::: Data for this task :::
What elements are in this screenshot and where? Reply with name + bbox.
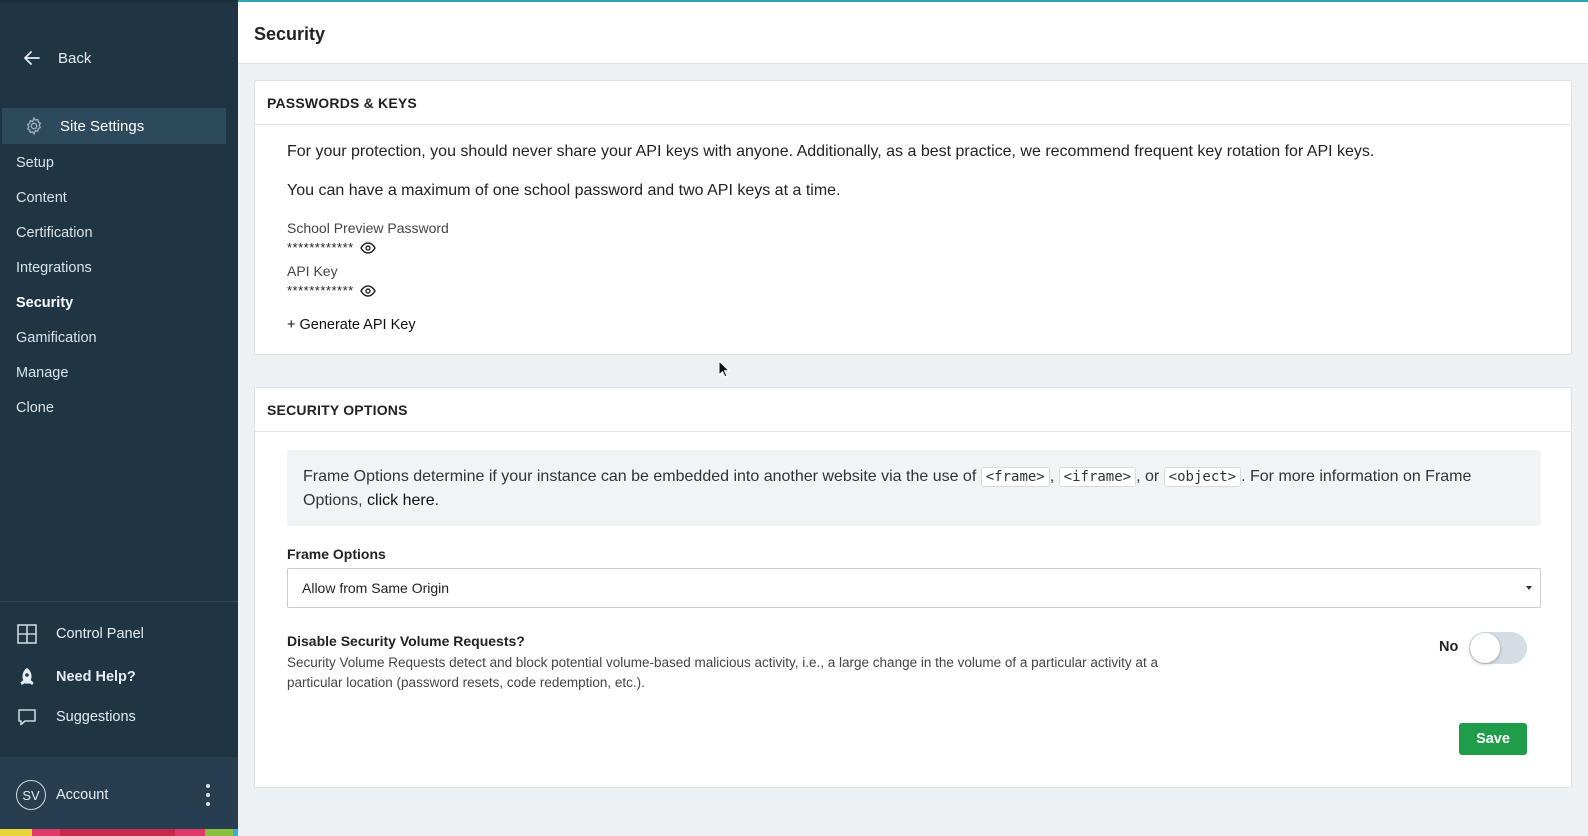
info-sep-1: , (1049, 468, 1055, 485)
main-content: Security PASSWORDS & KEYS For your prote… (238, 0, 1588, 836)
click-here-link[interactable]: click here (367, 492, 435, 509)
site-settings-label: Site Settings (60, 117, 145, 135)
back-label: Back (58, 49, 92, 67)
sidebar-top-border (0, 0, 238, 2)
save-button[interactable]: Save (1459, 723, 1527, 755)
sidebar-item-manage[interactable]: Manage (0, 355, 238, 390)
sidebar-site-settings[interactable]: Site Settings (2, 108, 226, 144)
disable-security-volume-description: Security Volume Requests detect and bloc… (287, 655, 1158, 690)
sidebar-item-setup[interactable]: Setup (0, 145, 238, 180)
rocket-icon (20, 668, 34, 685)
frame-options-label: Frame Options (287, 546, 386, 562)
toggle-knob (1470, 633, 1500, 663)
api-key-warning: For your protection, you should never sh… (287, 143, 1375, 160)
page-title: Security (254, 24, 326, 44)
security-options-title: SECURITY OPTIONS (255, 388, 1571, 432)
need-help-link[interactable]: Need Help? (16, 666, 136, 688)
info-end: . (434, 492, 440, 509)
suggestions-link[interactable]: Suggestions (16, 706, 136, 728)
sidebar-item-gamification[interactable]: Gamification (0, 320, 238, 355)
code-frame: <frame> (980, 467, 1050, 487)
info-text-1: Frame Options determine if your instance… (303, 468, 977, 485)
disable-security-volume-toggle[interactable] (1469, 632, 1527, 664)
api-key-label: API Key (287, 263, 338, 279)
sidebar-item-certification[interactable]: Certification (0, 215, 238, 250)
frame-options-value: Allow from Same Origin (302, 580, 450, 596)
generate-api-key-button[interactable]: + Generate API Key (287, 317, 416, 333)
sidebar-item-clone[interactable]: Clone (0, 390, 238, 425)
sidebar-nav: Setup Content Certification Integrations… (0, 145, 238, 425)
page-header: Security (238, 0, 1588, 64)
toggle-state-label: No (1439, 639, 1459, 655)
suggestions-label: Suggestions (56, 709, 136, 725)
frame-options-select[interactable]: Allow from Same Origin (287, 568, 1541, 608)
avatar: SV (16, 780, 46, 810)
brand-color-bar (0, 829, 238, 836)
need-help-label: Need Help? (56, 669, 136, 685)
account-label: Account (56, 787, 109, 803)
grid-icon (17, 624, 37, 644)
passwords-keys-card: PASSWORDS & KEYS For your protection, yo… (254, 80, 1572, 355)
control-panel-label: Control Panel (56, 626, 144, 642)
mouse-cursor-icon (718, 360, 731, 378)
school-password-label: School Preview Password (287, 220, 449, 236)
chevron-down-icon (1526, 586, 1532, 590)
gear-icon (26, 116, 42, 136)
arrow-left-icon (24, 51, 40, 65)
sidebar-item-security[interactable]: Security (0, 285, 238, 320)
sidebar-item-content[interactable]: Content (0, 180, 238, 215)
school-password-value: ************ (287, 240, 376, 255)
sidebar-divider (0, 601, 238, 602)
api-key-value: ************ (287, 283, 376, 298)
security-options-card: SECURITY OPTIONS Frame Options determine… (254, 387, 1572, 788)
eye-icon[interactable] (359, 241, 376, 254)
api-key-masked: ************ (287, 283, 354, 298)
sidebar-item-integrations[interactable]: Integrations (0, 250, 238, 285)
limit-note: You can have a maximum of one school pas… (287, 182, 841, 199)
disable-security-volume-label: Disable Security Volume Requests? (287, 633, 525, 649)
kebab-menu-icon[interactable] (200, 782, 216, 808)
code-iframe: <iframe> (1058, 467, 1137, 487)
info-sep-2: , or (1136, 468, 1160, 485)
back-link[interactable]: Back (22, 48, 91, 68)
eye-icon[interactable] (359, 284, 376, 297)
frame-options-info: Frame Options determine if your instance… (287, 450, 1541, 526)
school-password-masked: ************ (287, 240, 354, 255)
sidebar: Back Site Settings Setup Content Certifi… (0, 0, 238, 836)
control-panel-link[interactable]: Control Panel (16, 623, 144, 645)
account-link[interactable]: SV Account (16, 780, 108, 810)
speech-bubble-icon (18, 709, 36, 726)
passwords-keys-title: PASSWORDS & KEYS (255, 81, 1571, 125)
code-object: <object> (1163, 467, 1242, 487)
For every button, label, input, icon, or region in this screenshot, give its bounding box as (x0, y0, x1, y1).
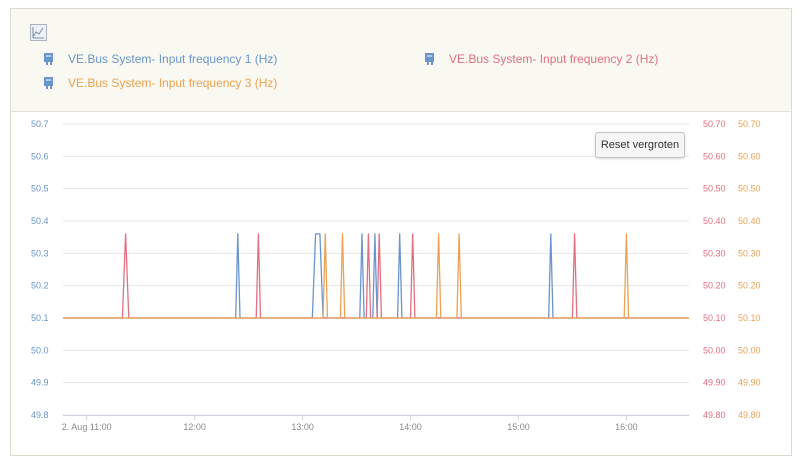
:::
__Set problem__.
Please turn the records above into a Markdown table with the columns Row and Line, one numbered row per line, skipping blank lines and leaving out the pictures.

__Exercise answer__.
| Row | Line |
|---|---|
| 1 | What elements are in this screenshot and where? Reply with name + bbox. |
| 2 | info-sep-1: , (1049, 468, 1055, 485) |
| 3 | main-content: Security PASSWORDS & KEYS For your prote… (238, 0, 1588, 836) |
| 4 | click-here-link[interactable]: click here (367, 492, 435, 509) |
| 5 | site-settings-label: Site Settings (60, 117, 145, 135) |
| 6 | back-label: Back (58, 49, 92, 67) |
| 7 | sidebar-top-border (0, 0, 238, 2) |
| 8 | save-button[interactable]: Save (1459, 723, 1527, 755) |
| 9 | sidebar-item-manage[interactable]: Manage (0, 355, 238, 390) |
| 10 | sidebar-site-settings[interactable]: Site Settings (2, 108, 226, 144) |
| 11 | disable-security-volume-description: Security Volume Requests detect and bloc… (287, 655, 1158, 690) |
| 12 | sidebar-item-setup[interactable]: Setup (0, 145, 238, 180) |
| 13 | rocket-icon (20, 668, 34, 685) |
| 14 | frame-options-label: Frame Options (287, 546, 386, 562) |
| 15 | toggle-knob (1470, 633, 1500, 663) |
| 16 | api-key-warning: For your protection, you should never sh… (287, 143, 1375, 160) |
| 17 | page-title: Security (254, 24, 326, 44) |
| 18 | security-options-title: SECURITY OPTIONS (255, 388, 1571, 432) |
| 19 | need-help-link[interactable]: Need Help? (16, 666, 136, 688) |
| 20 | info-end: . (434, 492, 440, 509) |
| 21 | suggestions-link[interactable]: Suggestions (16, 706, 136, 728) |
| 22 | sidebar-item-gamification[interactable]: Gamification (0, 320, 238, 355) |
| 23 | code-frame: <frame> (980, 467, 1050, 487) |
| 24 | info-text-1: Frame Options determine if your instance… (303, 468, 977, 485) |
| 25 | disable-security-volume-toggle[interactable] (1469, 632, 1527, 664) |
| 26 | api-key-label: API Key (287, 263, 338, 279) |
| 27 | sidebar-item-certification[interactable]: Certification (0, 215, 238, 250) |
| 28 | frame-options-value: Allow from Same Origin (302, 580, 450, 596) |
| 29 | generate-api-key-button[interactable]: + Generate API Key (287, 317, 416, 333) |
| 30 | sidebar-item-clone[interactable]: Clone (0, 390, 238, 425) |
| 31 | sidebar-nav: Setup Content Certification Integrations… (0, 145, 238, 425) |
| 32 | page-header: Security (238, 0, 1588, 64) |
| 33 | toggle-state-label: No (1439, 639, 1459, 655) |
| 34 | suggestions-label: Suggestions (56, 709, 136, 725) |
| 35 | frame-options-select[interactable]: Allow from Same Origin (287, 568, 1541, 608) |
| 36 | avatar: SV (16, 780, 46, 810) |
| 37 | brand-color-bar (0, 829, 238, 836) |
| 38 | need-help-label: Need Help? (56, 669, 136, 685) |
| 39 | account-label: Account (56, 787, 109, 803) |
| 40 | grid-icon (17, 624, 37, 644) |
| 41 | passwords-keys-card: PASSWORDS & KEYS For your protection, yo… (254, 80, 1572, 355) |
| 42 | control-panel-label: Control Panel (56, 626, 144, 642) |
| 43 | mouse-cursor-icon (718, 360, 731, 378) |
| 44 | school-password-label: School Preview Password (287, 220, 449, 236) |
| 45 | chevron-down-icon (1526, 586, 1532, 590) |
| 46 | gear-icon (26, 116, 42, 136) |
| 47 | arrow-left-icon (24, 51, 40, 65) |
| 48 | sidebar-item-security[interactable]: Security (0, 285, 238, 320) |
| 49 | sidebar-item-content[interactable]: Content (0, 180, 238, 215) |
| 50 | school-password-value: ************ (287, 240, 376, 255) |
| 51 | sidebar-divider (0, 601, 238, 602) |
| 52 | api-key-value: ************ (287, 283, 376, 298) |
| 53 | security-options-card: SECURITY OPTIONS Frame Options determine… (254, 387, 1572, 788) |
| 54 | eye-icon[interactable] (359, 241, 376, 254) |
| 55 | api-key-masked: ************ (287, 283, 354, 298) |
| 56 | sidebar-item-integrations[interactable]: Integrations (0, 250, 238, 285) |
| 57 | limit-note: You can have a maximum of one school pas… (287, 182, 841, 199) |
| 58 | disable-security-volume-label: Disable Security Volume Requests? (287, 633, 525, 649) |
| 59 | kebab-menu-icon[interactable] (200, 782, 216, 808) |
| 60 | code-iframe: <iframe> (1058, 467, 1137, 487) |
| 61 | info-sep-2: , or (1136, 468, 1160, 485) |
| 62 | back-link[interactable]: Back (22, 48, 91, 68) |
| 63 | eye-icon[interactable] (359, 284, 376, 297) |
| 64 | frame-options-info: Frame Options determine if your instance… (287, 450, 1541, 526) |
| 65 | school-password-masked: ************ (287, 240, 354, 255) |
| 66 | sidebar: Back Site Settings Setup Content Certifi… (0, 0, 238, 836) |
| 67 | control-panel-link[interactable]: Control Panel (16, 623, 144, 645) |
| 68 | account-link[interactable]: SV Account (16, 780, 108, 810) |
| 69 | speech-bubble-icon (18, 709, 36, 726) |
| 70 | passwords-keys-title: PASSWORDS & KEYS (255, 81, 1571, 125) |
| 71 | code-object: <object> (1163, 467, 1242, 487) |
| 72 | For every button, label, input, icon, or region in this screenshot, give its bounding box as (x0, y0, x1, y1). |